• [Exercise instructions]
What follows is a listing to be transcribed exactly.

[Records that describe figures]
** begin **

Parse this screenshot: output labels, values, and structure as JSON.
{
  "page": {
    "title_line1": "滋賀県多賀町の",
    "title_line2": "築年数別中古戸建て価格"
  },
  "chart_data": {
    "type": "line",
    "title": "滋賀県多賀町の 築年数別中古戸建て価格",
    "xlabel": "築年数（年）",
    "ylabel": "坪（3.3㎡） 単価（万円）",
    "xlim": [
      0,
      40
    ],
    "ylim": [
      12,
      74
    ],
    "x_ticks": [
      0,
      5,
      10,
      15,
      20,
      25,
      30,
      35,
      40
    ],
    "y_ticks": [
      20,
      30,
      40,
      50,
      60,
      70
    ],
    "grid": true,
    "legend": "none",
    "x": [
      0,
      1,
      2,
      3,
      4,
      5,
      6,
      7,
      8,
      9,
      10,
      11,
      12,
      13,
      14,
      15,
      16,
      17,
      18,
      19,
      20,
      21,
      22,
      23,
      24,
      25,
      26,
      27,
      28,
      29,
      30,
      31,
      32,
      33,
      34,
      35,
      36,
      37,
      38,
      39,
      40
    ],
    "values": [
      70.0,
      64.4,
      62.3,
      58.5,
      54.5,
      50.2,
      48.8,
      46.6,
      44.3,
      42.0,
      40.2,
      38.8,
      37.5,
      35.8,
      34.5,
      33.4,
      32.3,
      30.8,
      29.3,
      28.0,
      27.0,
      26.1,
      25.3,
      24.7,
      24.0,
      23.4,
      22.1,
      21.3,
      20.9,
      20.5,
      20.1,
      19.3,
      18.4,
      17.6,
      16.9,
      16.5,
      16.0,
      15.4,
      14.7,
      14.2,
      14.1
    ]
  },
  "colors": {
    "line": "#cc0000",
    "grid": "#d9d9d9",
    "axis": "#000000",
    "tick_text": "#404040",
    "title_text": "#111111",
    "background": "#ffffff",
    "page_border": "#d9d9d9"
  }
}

** end **

• [Task output]
Parse this screenshot: output labels, values, and structure as JSON.
{
  "page": {
    "title_line1": "滋賀県多賀町の",
    "title_line2": "築年数別中古戸建て価格"
  },
  "chart_data": {
    "type": "line",
    "title": "滋賀県多賀町の 築年数別中古戸建て価格",
    "xlabel": "築年数（年）",
    "ylabel": "坪（3.3㎡） 単価（万円）",
    "xlim": [
      0,
      40
    ],
    "ylim": [
      12,
      74
    ],
    "x_ticks": [
      0,
      5,
      10,
      15,
      20,
      25,
      30,
      35,
      40
    ],
    "y_ticks": [
      20,
      30,
      40,
      50,
      60,
      70
    ],
    "grid": true,
    "legend": "none",
    "x": [
      0,
      1,
      2,
      3,
      4,
      5,
      6,
      7,
      8,
      9,
      10,
      11,
      12,
      13,
      14,
      15,
      16,
      17,
      18,
      19,
      20,
      21,
      22,
      23,
      24,
      25,
      26,
      27,
      28,
      29,
      30,
      31,
      32,
      33,
      34,
      35,
      36,
      37,
      38,
      39,
      40
    ],
    "values": [
      70.0,
      64.4,
      62.3,
      58.5,
      54.5,
      50.2,
      48.8,
      46.6,
      44.3,
      42.0,
      40.2,
      38.8,
      37.5,
      35.8,
      34.5,
      33.4,
      32.3,
      30.8,
      29.3,
      28.0,
      27.0,
      26.1,
      25.3,
      24.7,
      24.0,
      23.4,
      22.1,
      21.3,
      20.9,
      20.5,
      20.1,
      19.3,
      18.4,
      17.6,
      16.9,
      16.5,
      16.0,
      15.4,
      14.7,
      14.2,
      14.1
    ]
  },
  "colors": {
    "line": "#cc0000",
    "grid": "#d9d9d9",
    "axis": "#000000",
    "tick_text": "#404040",
    "title_text": "#111111",
    "background": "#ffffff",
    "page_border": "#d9d9d9"
  }
}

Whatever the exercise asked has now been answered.